● **YOUR GOAL**
Your task is to filter the data below down to the lines holding "Luminosity".

Dataset rows about figures:

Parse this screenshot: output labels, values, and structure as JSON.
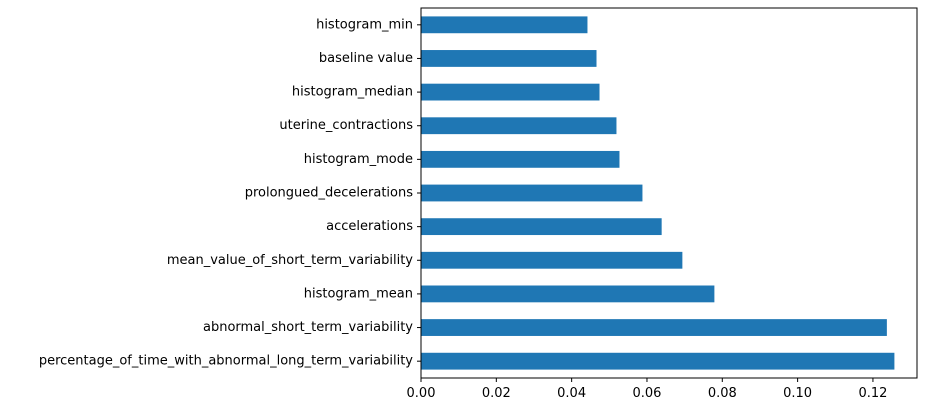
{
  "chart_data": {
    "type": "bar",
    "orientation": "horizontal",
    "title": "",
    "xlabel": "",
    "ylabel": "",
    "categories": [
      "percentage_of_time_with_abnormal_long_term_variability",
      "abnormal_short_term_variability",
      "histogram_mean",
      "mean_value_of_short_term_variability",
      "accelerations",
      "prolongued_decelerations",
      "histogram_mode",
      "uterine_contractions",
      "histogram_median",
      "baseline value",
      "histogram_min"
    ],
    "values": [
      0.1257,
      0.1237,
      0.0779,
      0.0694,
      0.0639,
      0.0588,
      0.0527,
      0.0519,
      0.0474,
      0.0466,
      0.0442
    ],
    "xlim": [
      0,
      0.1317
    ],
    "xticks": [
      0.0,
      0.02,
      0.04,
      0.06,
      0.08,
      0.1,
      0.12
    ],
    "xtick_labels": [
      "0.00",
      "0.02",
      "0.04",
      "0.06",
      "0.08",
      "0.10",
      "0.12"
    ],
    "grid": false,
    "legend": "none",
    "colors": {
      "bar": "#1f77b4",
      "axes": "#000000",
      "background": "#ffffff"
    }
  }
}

* * *

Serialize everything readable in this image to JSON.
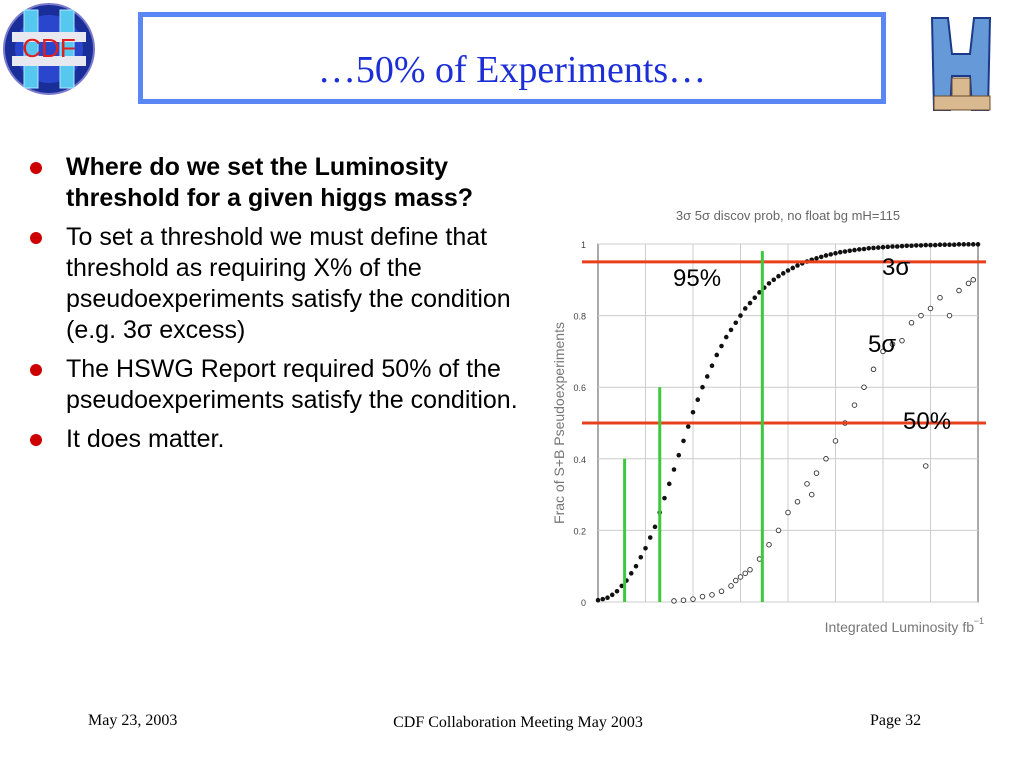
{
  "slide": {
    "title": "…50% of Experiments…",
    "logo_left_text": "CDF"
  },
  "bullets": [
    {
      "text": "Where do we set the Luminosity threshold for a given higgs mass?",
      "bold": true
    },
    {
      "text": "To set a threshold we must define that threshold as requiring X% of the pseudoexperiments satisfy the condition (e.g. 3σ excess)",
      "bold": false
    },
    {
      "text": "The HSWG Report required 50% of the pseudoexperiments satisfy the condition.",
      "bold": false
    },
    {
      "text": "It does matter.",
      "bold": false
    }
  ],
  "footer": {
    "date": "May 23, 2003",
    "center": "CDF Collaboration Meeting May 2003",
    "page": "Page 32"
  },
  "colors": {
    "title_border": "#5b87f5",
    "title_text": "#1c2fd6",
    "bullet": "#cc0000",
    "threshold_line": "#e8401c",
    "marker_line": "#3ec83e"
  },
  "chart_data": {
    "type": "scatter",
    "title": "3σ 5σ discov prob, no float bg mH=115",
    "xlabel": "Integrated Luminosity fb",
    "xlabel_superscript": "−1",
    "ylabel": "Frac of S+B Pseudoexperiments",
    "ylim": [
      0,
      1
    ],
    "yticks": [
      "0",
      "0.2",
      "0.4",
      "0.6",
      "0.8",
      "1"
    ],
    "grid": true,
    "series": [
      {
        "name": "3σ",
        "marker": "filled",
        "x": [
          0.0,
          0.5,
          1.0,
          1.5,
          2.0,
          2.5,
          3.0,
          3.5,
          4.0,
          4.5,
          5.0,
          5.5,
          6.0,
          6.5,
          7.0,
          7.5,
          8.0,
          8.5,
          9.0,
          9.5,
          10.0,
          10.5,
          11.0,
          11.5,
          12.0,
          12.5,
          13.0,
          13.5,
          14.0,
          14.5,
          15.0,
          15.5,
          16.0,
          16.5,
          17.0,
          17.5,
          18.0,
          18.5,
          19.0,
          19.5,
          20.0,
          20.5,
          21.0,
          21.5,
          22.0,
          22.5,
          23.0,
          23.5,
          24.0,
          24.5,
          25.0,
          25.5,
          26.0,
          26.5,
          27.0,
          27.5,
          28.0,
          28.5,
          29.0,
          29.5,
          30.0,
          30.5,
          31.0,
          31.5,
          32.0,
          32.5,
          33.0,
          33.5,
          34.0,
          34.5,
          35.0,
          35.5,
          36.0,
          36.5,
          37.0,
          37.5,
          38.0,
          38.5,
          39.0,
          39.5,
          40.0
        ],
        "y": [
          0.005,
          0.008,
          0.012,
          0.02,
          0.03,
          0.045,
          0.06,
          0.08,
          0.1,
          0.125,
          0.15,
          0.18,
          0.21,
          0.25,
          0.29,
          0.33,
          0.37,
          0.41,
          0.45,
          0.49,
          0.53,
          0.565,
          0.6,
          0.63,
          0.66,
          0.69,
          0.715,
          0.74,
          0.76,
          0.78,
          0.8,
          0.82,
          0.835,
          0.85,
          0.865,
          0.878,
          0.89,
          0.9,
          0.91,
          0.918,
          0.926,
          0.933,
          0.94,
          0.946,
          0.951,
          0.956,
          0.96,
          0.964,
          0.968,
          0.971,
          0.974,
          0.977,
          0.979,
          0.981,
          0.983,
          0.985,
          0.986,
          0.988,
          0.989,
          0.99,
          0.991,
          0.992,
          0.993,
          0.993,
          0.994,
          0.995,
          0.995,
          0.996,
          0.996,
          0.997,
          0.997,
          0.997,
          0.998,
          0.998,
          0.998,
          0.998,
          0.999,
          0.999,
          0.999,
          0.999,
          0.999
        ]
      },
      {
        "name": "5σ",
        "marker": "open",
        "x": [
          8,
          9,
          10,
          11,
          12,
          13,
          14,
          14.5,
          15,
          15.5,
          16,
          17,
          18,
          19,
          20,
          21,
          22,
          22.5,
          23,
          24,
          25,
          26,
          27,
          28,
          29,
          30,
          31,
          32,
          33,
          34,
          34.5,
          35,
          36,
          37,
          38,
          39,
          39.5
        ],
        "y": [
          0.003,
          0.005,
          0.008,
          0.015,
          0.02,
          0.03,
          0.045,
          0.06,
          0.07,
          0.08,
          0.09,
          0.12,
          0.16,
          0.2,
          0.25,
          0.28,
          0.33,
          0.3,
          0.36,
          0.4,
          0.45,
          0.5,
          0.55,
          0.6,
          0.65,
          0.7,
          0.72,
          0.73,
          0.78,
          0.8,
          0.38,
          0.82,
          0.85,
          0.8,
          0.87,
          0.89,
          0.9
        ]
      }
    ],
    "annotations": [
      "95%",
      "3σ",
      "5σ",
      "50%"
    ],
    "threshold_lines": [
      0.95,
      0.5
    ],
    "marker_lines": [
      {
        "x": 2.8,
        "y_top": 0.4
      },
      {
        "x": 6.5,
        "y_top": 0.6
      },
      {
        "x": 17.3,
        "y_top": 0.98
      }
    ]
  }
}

● **OUTPUT**
      "text": "Where do we set the Luminosity threshold for a given higgs mass?",
    "xlabel": "Integrated Luminosity fb",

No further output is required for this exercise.